Copy out each line that includes the word "more".

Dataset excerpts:
'''

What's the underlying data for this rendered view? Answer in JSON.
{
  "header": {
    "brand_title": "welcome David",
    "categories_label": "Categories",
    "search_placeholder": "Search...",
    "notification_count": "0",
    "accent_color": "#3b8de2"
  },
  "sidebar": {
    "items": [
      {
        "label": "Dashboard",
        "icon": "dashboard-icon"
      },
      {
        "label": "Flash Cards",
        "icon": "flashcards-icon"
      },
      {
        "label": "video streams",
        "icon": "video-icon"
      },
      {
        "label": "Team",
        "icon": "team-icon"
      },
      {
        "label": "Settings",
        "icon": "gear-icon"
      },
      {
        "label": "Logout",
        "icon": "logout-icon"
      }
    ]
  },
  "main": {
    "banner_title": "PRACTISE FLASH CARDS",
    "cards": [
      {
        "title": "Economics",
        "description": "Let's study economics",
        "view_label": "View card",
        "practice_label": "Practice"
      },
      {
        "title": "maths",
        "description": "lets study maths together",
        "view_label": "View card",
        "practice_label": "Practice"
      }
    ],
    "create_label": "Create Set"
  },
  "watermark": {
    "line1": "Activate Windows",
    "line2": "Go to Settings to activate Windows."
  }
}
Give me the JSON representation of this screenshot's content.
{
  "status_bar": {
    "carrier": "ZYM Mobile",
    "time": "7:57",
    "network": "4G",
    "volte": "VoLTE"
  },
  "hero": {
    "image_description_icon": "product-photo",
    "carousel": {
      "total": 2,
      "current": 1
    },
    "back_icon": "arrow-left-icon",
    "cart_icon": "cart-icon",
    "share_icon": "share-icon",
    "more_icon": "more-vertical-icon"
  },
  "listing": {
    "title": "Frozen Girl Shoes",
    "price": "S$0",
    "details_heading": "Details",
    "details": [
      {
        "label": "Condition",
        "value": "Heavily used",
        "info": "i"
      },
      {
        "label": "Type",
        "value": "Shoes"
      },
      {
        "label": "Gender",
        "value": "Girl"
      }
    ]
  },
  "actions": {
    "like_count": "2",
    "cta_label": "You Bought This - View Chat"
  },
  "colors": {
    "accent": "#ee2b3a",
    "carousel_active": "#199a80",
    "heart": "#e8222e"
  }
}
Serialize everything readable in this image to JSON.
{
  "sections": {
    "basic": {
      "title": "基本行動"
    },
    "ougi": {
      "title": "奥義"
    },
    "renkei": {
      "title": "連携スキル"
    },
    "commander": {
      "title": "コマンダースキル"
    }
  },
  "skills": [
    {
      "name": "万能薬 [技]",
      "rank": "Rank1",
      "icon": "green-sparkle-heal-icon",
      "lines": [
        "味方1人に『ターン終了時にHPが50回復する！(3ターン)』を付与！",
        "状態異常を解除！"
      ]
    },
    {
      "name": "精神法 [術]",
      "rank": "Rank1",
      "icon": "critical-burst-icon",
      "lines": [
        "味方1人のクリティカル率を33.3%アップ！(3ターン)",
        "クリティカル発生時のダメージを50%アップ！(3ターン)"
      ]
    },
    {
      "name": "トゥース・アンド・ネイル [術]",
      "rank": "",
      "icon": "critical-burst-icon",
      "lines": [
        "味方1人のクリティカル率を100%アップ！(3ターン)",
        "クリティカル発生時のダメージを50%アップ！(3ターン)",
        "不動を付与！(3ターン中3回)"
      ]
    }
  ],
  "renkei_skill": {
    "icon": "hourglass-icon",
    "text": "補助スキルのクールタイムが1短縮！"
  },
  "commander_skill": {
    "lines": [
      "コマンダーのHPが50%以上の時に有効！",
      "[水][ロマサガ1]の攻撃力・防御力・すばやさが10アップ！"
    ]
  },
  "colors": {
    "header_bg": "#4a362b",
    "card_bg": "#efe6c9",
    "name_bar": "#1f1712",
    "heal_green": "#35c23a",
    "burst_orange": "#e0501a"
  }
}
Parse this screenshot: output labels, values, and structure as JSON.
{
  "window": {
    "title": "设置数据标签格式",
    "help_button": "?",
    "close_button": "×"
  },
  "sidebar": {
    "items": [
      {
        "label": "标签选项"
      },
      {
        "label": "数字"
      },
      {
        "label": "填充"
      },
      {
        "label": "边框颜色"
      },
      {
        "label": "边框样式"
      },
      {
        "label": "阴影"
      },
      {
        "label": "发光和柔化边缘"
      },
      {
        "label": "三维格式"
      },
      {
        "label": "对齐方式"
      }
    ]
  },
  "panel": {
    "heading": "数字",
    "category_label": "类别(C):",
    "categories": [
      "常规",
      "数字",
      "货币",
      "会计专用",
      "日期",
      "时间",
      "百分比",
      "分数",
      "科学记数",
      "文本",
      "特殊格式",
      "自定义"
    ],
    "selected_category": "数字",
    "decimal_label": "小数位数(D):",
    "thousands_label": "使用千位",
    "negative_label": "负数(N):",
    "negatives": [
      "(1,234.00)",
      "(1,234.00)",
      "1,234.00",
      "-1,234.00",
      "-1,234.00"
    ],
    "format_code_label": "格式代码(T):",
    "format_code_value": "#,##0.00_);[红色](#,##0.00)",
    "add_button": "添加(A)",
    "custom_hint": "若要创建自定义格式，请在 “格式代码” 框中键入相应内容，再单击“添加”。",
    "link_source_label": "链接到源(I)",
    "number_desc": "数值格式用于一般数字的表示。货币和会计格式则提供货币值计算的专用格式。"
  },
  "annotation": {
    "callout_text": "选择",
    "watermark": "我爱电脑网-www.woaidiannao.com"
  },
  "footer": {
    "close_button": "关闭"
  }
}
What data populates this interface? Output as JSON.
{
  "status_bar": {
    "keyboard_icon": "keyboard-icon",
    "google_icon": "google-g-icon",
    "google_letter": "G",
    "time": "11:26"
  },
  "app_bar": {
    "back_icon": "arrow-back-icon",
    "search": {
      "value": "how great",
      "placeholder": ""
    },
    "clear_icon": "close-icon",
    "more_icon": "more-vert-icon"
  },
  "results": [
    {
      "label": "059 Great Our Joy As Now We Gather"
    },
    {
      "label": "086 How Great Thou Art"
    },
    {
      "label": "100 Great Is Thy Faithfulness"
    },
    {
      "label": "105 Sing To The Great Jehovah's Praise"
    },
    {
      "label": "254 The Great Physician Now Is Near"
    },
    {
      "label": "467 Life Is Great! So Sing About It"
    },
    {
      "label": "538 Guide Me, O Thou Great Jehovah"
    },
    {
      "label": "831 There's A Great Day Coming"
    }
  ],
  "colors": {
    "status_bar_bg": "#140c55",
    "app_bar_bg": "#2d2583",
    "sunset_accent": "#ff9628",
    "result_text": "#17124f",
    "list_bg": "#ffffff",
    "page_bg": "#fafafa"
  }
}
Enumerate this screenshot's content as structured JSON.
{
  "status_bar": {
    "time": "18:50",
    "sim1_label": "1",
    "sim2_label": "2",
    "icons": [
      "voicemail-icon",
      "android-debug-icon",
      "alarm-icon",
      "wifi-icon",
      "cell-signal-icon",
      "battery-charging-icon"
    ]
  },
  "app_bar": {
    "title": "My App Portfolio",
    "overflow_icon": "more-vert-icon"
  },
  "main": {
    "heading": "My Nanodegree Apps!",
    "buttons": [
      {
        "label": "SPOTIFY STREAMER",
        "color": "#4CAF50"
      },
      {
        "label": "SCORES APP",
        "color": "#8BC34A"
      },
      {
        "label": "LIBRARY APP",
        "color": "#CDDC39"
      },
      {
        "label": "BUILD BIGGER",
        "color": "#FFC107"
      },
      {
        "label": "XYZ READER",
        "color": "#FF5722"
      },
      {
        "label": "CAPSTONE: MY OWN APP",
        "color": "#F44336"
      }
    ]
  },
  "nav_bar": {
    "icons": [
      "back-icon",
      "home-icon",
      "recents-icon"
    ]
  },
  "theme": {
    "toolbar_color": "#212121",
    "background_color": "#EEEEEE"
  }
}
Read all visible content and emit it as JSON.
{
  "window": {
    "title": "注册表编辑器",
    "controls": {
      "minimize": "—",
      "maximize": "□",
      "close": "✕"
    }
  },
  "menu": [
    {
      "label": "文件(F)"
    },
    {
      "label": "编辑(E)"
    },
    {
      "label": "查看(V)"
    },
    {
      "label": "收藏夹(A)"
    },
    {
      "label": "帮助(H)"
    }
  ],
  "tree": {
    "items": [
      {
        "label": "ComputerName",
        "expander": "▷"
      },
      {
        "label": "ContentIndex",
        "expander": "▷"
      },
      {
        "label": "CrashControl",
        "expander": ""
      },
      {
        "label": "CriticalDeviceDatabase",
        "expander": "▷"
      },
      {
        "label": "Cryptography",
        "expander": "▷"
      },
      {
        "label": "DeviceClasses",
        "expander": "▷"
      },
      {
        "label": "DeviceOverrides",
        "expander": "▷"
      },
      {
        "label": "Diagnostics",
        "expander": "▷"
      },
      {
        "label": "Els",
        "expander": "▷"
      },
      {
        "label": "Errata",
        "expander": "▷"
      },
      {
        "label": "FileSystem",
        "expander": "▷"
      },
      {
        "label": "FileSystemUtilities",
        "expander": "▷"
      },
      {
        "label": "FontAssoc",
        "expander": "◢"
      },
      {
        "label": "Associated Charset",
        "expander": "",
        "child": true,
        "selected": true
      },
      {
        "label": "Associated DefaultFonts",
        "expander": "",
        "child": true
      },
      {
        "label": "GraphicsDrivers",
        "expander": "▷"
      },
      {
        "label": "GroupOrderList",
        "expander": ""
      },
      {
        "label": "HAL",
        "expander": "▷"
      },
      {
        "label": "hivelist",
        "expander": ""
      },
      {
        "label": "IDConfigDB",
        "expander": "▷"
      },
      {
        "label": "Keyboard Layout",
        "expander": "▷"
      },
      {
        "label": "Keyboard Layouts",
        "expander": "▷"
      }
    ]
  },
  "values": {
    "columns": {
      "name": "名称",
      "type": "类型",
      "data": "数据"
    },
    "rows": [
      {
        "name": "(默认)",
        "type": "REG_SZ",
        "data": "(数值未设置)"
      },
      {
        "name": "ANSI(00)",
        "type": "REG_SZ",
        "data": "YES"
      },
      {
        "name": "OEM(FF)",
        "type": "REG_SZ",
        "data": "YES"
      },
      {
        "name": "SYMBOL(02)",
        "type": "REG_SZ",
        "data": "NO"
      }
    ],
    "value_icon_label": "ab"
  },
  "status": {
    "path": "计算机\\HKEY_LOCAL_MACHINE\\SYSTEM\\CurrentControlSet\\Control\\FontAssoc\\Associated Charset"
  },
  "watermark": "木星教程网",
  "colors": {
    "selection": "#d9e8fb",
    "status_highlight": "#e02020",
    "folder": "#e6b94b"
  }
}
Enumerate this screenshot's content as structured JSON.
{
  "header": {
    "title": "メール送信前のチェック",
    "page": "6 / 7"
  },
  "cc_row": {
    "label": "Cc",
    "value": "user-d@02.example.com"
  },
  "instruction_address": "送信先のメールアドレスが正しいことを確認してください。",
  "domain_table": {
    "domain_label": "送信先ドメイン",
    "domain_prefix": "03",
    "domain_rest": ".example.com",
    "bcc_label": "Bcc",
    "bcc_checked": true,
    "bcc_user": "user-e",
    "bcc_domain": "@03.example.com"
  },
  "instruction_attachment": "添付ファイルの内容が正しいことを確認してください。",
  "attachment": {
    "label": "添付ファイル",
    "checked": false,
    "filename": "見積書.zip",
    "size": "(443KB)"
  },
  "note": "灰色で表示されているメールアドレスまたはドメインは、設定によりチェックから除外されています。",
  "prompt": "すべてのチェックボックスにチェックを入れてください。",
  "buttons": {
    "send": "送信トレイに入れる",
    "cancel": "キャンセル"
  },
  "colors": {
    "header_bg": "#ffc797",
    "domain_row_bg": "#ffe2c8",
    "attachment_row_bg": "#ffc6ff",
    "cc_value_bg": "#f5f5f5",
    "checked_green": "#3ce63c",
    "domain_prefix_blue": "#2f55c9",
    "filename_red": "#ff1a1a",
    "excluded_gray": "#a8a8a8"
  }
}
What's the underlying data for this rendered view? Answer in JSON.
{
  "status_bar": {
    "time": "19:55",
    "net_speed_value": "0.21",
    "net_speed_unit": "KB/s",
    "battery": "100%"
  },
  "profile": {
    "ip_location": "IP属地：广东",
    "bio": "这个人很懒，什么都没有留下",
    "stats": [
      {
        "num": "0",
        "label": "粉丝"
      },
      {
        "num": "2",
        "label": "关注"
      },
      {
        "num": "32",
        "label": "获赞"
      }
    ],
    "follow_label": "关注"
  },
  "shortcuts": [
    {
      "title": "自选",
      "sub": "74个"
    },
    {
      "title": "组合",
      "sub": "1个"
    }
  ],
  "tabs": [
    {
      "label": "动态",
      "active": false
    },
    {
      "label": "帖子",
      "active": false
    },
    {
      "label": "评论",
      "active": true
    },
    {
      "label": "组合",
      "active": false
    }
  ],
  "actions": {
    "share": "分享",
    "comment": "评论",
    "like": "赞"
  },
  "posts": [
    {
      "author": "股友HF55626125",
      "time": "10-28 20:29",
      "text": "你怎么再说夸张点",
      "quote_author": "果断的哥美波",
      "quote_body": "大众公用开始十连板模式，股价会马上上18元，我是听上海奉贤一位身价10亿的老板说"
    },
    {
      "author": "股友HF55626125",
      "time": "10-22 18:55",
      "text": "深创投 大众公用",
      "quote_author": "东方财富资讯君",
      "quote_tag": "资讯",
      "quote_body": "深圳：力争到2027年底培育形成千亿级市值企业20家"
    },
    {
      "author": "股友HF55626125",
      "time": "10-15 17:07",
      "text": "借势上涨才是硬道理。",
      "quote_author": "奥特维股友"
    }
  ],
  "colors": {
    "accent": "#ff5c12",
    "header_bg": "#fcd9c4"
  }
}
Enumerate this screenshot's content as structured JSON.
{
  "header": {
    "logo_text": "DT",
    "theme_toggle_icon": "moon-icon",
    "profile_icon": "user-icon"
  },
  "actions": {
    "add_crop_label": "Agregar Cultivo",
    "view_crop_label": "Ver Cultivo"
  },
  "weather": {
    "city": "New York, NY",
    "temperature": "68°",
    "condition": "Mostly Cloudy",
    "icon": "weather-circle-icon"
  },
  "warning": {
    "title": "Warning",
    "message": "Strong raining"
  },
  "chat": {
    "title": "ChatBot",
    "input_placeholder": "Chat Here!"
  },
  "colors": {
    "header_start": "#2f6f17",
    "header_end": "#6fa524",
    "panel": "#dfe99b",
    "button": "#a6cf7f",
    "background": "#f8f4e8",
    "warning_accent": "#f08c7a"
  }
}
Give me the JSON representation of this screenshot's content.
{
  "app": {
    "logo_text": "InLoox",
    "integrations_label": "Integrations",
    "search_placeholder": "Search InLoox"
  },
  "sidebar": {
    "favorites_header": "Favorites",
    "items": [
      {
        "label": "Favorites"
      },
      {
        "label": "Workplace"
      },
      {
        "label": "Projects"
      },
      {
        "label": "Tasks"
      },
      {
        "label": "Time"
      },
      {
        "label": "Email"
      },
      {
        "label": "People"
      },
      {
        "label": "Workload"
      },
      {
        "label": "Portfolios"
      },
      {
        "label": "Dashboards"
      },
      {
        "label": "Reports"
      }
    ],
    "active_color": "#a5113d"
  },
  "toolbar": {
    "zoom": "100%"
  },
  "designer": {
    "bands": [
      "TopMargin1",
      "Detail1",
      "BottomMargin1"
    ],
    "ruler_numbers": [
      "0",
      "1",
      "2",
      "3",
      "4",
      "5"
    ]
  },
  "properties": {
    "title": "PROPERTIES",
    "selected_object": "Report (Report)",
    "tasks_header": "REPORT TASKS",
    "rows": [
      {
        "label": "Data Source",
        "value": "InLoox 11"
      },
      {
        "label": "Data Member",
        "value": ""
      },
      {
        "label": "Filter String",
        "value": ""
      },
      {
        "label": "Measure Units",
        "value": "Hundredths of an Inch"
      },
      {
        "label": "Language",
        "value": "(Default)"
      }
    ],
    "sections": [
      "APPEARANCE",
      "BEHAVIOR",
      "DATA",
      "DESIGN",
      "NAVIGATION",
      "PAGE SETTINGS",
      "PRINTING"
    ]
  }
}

'''

SOLUTION TO THE EXERCISE =
    "more_icon": "more-vertical-icon"
    "more_icon": "more-vert-icon"
    "overflow_icon": "more-vert-icon"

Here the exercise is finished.